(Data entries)
+ + +

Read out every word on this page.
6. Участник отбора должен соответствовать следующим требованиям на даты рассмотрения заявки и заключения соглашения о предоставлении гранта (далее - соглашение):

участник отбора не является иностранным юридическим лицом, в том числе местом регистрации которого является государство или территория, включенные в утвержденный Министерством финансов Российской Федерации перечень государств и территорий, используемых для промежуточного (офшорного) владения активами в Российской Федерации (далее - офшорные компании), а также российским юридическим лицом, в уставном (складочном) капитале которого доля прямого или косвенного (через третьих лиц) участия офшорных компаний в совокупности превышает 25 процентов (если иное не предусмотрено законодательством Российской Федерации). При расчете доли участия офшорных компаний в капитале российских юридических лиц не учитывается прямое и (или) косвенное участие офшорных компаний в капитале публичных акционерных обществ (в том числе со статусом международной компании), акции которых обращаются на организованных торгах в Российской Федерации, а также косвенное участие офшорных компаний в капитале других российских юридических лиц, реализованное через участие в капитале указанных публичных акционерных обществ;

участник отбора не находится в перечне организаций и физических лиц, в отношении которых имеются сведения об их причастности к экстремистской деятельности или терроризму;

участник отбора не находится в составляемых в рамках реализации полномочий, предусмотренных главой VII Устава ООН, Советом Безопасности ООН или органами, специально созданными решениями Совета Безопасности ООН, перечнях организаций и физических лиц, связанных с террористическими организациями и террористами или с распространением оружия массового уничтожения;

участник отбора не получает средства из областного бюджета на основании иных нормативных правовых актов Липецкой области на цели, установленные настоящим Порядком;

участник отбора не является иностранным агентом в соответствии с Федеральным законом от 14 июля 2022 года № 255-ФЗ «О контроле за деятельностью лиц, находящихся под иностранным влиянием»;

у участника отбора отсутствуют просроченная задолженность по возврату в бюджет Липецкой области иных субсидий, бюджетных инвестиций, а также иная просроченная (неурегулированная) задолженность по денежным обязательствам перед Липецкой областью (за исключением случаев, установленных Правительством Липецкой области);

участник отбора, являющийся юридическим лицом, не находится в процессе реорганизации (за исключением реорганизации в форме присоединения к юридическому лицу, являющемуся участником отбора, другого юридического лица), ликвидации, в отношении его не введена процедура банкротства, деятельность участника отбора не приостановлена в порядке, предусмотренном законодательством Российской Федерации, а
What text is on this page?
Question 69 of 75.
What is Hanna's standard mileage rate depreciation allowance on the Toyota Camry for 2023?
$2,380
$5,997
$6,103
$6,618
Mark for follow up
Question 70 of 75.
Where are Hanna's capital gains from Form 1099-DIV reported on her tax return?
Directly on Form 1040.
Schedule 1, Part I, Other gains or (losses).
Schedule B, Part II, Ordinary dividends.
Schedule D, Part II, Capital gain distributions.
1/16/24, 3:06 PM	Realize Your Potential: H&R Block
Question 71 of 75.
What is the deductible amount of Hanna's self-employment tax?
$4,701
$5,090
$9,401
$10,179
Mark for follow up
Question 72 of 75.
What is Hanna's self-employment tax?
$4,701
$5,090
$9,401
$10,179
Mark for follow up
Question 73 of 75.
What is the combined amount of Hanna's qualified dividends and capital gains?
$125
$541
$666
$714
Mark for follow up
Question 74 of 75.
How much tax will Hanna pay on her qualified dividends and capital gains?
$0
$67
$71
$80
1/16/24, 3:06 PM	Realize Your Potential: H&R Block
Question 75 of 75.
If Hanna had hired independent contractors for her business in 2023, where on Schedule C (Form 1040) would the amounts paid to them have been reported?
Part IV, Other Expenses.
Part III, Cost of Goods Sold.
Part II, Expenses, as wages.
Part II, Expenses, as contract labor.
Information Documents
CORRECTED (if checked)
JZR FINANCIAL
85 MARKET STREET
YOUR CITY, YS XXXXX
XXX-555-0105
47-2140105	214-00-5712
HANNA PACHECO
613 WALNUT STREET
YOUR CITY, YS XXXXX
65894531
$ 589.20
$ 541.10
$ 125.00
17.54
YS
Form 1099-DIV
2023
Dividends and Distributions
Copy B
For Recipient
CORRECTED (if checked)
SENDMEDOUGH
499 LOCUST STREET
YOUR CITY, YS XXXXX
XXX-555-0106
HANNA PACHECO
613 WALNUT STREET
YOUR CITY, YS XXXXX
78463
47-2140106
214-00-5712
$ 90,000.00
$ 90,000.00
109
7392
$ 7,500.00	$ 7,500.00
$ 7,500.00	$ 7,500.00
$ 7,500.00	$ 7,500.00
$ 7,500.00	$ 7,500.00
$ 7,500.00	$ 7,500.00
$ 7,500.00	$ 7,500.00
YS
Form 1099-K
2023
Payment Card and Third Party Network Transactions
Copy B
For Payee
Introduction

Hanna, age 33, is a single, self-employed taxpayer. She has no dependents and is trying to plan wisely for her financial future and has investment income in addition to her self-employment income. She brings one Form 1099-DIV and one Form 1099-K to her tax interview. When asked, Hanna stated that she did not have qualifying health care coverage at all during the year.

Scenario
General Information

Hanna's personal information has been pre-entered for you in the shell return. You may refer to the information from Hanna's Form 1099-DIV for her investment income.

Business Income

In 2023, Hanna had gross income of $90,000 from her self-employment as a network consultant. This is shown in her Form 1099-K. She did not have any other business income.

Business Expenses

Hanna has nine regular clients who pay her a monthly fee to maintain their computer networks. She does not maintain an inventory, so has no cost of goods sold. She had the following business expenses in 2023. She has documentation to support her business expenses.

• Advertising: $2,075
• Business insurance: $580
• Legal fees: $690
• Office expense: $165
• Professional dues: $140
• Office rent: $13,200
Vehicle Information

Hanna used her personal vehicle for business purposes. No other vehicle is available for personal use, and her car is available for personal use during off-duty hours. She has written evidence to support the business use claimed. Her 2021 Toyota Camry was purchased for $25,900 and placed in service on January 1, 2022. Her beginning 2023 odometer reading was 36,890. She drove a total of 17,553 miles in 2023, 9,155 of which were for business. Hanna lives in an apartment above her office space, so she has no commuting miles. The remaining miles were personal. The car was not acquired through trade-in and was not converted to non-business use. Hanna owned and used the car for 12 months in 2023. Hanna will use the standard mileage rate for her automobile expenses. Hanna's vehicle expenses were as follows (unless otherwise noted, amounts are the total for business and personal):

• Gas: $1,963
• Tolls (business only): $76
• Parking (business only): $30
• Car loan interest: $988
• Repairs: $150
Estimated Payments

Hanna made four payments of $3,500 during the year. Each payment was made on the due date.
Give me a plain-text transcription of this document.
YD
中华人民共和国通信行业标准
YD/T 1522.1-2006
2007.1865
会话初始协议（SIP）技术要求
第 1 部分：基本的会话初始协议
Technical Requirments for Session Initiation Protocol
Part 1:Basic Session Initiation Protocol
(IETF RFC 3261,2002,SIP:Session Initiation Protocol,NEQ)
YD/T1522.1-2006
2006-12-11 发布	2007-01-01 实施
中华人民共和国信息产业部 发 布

+ + +

> _TASK INSTRUCTIONS_:
The line containing "Give me a plain-text" and every line after it, through the end of the records, should be repeated exactly and alone.

> _THE SOLUTION_:
Give me a plain-text transcription of this document.
YD
中华人民共和国通信行业标准
YD/T 1522.1-2006
2007.1865
会话初始协议（SIP）技术要求
第 1 部分：基本的会话初始协议
Technical Requirments for Session Initiation Protocol
Part 1:Basic Session Initiation Protocol
(IETF RFC 3261,2002,SIP:Session Initiation Protocol,NEQ)
YD/T1522.1-2006
2006-12-11 发布	2007-01-01 实施
中华人民共和国信息产业部 发 布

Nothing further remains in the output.